> Exercise
In the listing below, locate the lines that hold the string "DREAM". Copy those lines.

> Supplied entries
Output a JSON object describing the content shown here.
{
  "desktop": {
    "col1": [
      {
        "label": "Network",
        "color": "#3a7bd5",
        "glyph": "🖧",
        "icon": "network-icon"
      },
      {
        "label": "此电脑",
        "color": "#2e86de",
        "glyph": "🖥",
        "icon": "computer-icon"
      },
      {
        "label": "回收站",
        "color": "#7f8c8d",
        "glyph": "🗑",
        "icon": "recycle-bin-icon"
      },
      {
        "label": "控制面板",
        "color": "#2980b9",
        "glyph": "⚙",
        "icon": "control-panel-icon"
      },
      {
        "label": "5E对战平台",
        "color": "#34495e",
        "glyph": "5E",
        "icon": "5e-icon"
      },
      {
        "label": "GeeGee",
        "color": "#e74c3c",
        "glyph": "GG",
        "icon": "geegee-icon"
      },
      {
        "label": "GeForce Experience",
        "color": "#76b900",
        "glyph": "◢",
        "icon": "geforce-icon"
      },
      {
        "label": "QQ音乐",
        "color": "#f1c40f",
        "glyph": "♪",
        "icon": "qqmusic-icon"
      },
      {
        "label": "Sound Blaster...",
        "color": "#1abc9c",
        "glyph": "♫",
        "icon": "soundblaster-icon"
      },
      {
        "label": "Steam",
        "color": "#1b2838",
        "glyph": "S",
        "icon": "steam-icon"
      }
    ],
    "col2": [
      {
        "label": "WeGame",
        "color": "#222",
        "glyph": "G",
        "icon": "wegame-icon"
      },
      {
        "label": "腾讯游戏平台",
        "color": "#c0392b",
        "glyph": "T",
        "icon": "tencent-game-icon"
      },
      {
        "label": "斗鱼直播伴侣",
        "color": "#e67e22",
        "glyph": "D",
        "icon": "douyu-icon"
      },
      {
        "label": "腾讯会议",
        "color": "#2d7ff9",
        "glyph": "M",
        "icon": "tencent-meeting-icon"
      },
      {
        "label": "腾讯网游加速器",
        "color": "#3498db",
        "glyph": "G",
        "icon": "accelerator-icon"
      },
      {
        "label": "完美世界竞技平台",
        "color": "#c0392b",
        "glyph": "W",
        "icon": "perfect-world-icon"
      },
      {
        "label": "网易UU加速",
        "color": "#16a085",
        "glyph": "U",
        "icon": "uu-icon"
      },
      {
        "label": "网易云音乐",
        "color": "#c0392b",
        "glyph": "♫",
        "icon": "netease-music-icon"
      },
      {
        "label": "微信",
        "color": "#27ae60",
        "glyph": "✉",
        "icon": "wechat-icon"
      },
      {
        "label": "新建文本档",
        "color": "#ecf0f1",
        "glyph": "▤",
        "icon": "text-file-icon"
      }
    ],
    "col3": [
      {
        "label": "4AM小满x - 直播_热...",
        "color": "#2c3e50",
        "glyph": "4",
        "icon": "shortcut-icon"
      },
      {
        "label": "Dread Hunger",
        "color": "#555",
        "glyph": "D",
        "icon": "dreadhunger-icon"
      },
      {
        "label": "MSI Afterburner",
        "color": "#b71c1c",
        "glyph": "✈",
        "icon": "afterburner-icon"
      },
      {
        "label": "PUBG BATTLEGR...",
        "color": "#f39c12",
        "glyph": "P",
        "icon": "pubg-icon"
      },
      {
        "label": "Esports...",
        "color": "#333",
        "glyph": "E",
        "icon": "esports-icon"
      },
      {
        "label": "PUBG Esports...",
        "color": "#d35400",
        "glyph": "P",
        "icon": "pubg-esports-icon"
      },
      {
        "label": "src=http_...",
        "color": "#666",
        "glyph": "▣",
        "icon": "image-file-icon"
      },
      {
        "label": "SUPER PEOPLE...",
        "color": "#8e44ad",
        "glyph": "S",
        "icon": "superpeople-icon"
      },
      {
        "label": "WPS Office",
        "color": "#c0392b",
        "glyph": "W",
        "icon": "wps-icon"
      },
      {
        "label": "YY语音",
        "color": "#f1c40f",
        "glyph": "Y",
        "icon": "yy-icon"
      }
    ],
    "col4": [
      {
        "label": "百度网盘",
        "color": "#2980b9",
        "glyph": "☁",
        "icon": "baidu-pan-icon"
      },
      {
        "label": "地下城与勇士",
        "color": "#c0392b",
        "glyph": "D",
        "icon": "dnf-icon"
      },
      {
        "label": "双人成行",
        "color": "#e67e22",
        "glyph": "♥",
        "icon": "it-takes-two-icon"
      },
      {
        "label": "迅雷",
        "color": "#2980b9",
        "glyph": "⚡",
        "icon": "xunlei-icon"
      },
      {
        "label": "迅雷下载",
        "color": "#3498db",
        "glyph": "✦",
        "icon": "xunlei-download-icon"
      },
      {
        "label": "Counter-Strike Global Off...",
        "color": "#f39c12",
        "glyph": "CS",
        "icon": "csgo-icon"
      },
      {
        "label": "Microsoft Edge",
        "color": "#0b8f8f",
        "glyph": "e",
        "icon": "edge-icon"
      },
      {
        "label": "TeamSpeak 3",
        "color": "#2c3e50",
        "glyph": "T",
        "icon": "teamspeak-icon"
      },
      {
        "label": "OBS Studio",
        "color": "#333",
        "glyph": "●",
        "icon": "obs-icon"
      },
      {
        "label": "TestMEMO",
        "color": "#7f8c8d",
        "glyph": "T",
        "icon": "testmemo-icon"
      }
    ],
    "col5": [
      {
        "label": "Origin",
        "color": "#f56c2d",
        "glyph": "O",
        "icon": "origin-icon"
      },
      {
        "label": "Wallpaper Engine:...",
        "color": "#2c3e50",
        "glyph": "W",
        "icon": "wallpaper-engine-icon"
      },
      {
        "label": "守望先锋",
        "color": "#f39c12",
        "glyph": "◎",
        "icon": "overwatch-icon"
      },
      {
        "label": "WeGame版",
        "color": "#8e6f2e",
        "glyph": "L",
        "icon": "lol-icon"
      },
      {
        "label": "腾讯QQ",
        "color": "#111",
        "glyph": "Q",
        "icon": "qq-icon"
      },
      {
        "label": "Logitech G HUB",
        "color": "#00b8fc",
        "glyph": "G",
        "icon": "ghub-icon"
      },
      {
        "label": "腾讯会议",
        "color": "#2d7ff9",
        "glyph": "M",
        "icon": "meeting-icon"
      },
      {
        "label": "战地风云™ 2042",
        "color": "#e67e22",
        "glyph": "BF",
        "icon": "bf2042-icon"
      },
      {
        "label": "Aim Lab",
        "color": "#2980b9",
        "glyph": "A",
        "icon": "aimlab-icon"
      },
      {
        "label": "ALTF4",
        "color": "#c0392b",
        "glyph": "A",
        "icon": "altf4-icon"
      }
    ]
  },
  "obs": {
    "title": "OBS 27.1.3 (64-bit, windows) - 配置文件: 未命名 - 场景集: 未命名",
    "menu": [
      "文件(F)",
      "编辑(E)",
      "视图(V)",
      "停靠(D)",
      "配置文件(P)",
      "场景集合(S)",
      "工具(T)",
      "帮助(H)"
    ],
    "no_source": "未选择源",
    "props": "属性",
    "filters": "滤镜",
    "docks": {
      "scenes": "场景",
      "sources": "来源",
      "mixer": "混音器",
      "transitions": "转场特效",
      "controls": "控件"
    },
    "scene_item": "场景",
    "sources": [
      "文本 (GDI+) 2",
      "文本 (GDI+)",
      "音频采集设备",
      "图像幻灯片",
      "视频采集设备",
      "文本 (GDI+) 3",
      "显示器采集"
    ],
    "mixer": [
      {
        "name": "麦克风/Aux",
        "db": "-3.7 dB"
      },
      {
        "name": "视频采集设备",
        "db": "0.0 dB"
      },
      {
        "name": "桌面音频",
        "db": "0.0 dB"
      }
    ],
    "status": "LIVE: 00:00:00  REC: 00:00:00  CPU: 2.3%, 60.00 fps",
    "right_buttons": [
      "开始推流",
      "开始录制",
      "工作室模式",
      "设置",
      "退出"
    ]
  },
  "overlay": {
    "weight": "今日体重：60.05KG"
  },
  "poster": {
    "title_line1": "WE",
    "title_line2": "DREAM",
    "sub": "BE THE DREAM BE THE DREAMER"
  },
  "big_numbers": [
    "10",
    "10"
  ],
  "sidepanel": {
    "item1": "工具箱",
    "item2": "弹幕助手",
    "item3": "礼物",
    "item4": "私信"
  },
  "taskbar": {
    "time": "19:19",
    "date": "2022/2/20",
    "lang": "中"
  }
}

> Solution to this task
    "title_line2": "DREAM",
    "sub": "BE THE DREAM BE THE DREAMER"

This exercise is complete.